TASK DESCRIPTION: Exactly reproduce all the records, keeping pictures out of the copy.

Stored data:
start

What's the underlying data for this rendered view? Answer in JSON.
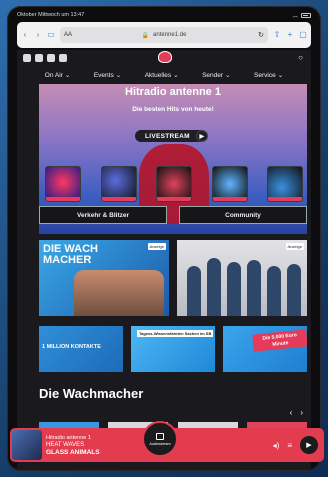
{
  "status_bar": {
    "time_date": "Oktober Mittwoch um 13:47"
  },
  "browser": {
    "url": "antenne1.de",
    "left_aa": "AA"
  },
  "nav": {
    "items": [
      "On Air",
      "Events",
      "Aktuelles",
      "Sender",
      "Service"
    ]
  },
  "hero": {
    "title": "Hitradio antenne 1",
    "subtitle": "Die besten Hits von heute!",
    "live_button": "LIVESTREAM"
  },
  "buttons": {
    "traffic": "Verkehr & Blitzer",
    "community": "Community"
  },
  "cards": {
    "wachmacher_title": "DIE WACH MACHER",
    "wachmacher_badge": "LIVE!",
    "anzeige": "Anzeige",
    "million": "1 MILLION KONTAKTE",
    "event": "Tagess-Wissensfahrten Sachen im SB",
    "euro": "Die 5.000 Euro Minute"
  },
  "section": {
    "title": "Die Wachmacher"
  },
  "player": {
    "station": "Hitradio antenne 1",
    "song": "HEAT WAVES",
    "artist": "GLASS ANIMALS",
    "audiostream": "Audiostream"
  }
}
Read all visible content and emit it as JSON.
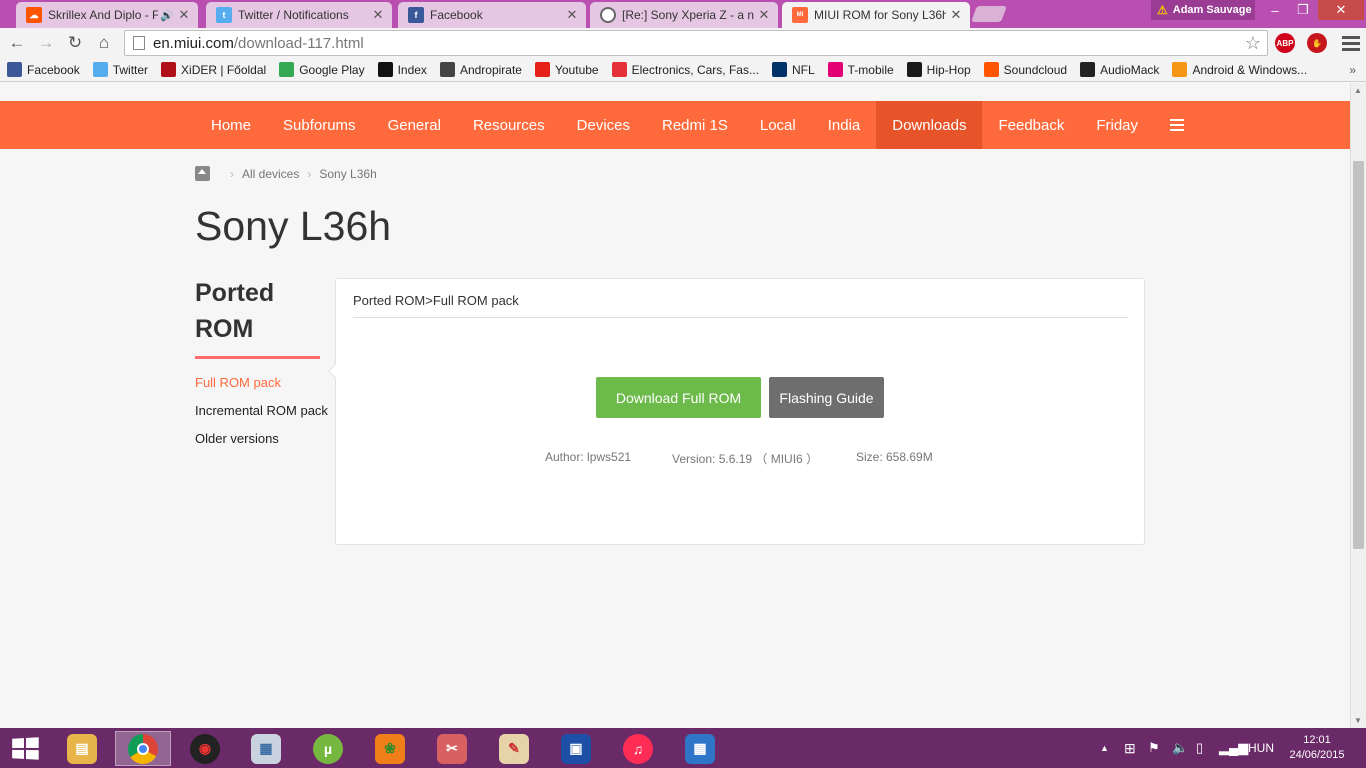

end

RESULT BELOW:
What's the underlying data for this rendered view? Answer in JSON.
{
  "status_bar": {
    "time_date": "Oktober Mittwoch um 13:47"
  },
  "browser": {
    "url": "antenne1.de",
    "left_aa": "AA"
  },
  "nav": {
    "items": [
      "On Air",
      "Events",
      "Aktuelles",
      "Sender",
      "Service"
    ]
  },
  "hero": {
    "title": "Hitradio antenne 1",
    "subtitle": "Die besten Hits von heute!",
    "live_button": "LIVESTREAM"
  },
  "buttons": {
    "traffic": "Verkehr & Blitzer",
    "community": "Community"
  },
  "cards": {
    "wachmacher_title": "DIE WACH MACHER",
    "wachmacher_badge": "LIVE!",
    "anzeige": "Anzeige",
    "million": "1 MILLION KONTAKTE",
    "event": "Tagess-Wissensfahrten Sachen im SB",
    "euro": "Die 5.000 Euro Minute"
  },
  "section": {
    "title": "Die Wachmacher"
  },
  "player": {
    "station": "Hitradio antenne 1",
    "song": "HEAT WAVES",
    "artist": "GLASS ANIMALS",
    "audiostream": "Audiostream"
  }
}
Read all visible content and emit it as JSON.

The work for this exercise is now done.